▶ **WHAT IS REQUIRED**
Copy every line that holds "postgresql".

-------- DATA ENTRIES --------

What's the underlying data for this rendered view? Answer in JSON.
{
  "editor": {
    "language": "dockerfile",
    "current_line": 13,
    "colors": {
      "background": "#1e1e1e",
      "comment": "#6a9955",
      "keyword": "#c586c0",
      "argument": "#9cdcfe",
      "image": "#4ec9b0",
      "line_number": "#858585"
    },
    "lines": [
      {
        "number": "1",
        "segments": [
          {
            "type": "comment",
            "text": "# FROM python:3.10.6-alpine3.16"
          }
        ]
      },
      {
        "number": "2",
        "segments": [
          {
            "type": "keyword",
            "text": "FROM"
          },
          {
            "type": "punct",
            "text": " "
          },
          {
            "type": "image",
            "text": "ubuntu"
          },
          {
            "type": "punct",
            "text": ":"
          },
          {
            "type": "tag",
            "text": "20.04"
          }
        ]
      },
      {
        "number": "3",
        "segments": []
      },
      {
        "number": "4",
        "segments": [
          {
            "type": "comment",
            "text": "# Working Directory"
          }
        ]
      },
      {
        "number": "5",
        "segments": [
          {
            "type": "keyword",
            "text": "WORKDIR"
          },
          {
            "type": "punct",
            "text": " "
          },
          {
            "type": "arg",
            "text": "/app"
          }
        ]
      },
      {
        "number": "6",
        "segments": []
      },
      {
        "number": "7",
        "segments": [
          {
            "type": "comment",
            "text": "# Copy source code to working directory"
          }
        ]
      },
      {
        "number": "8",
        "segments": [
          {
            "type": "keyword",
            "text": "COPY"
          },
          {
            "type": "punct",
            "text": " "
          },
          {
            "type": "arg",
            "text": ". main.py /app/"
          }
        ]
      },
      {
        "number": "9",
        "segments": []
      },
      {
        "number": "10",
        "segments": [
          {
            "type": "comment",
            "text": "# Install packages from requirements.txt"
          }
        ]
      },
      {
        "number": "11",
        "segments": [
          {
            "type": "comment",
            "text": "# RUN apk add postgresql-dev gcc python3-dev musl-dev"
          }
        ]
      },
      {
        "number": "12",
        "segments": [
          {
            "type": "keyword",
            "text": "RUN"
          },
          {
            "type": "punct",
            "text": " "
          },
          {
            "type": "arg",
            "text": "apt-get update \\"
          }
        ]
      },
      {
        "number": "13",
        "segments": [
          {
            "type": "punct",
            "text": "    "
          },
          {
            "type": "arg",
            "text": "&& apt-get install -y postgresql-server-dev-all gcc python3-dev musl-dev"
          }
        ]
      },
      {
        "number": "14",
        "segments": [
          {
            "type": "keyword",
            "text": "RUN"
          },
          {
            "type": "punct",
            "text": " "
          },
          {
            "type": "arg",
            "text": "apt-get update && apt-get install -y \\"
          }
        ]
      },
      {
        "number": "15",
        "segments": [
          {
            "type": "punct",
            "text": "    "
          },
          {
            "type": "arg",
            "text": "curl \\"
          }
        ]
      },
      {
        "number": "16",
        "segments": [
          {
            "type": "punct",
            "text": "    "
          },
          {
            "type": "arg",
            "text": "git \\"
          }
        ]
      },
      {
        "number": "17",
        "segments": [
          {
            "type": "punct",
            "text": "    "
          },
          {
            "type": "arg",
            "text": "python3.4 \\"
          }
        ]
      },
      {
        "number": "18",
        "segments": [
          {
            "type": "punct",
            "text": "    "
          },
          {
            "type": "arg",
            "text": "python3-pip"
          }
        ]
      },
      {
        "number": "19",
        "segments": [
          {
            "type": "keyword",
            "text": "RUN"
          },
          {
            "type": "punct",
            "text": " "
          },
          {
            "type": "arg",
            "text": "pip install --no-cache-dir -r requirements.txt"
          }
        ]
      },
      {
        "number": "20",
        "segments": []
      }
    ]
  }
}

--------

▶ **WORKED SOLUTION**
            "text": "# RUN apk add postgresql-dev gcc python3-dev musl-dev"
            "text": "&& apt-get install -y postgresql-server-dev-all gcc python3-dev musl-dev"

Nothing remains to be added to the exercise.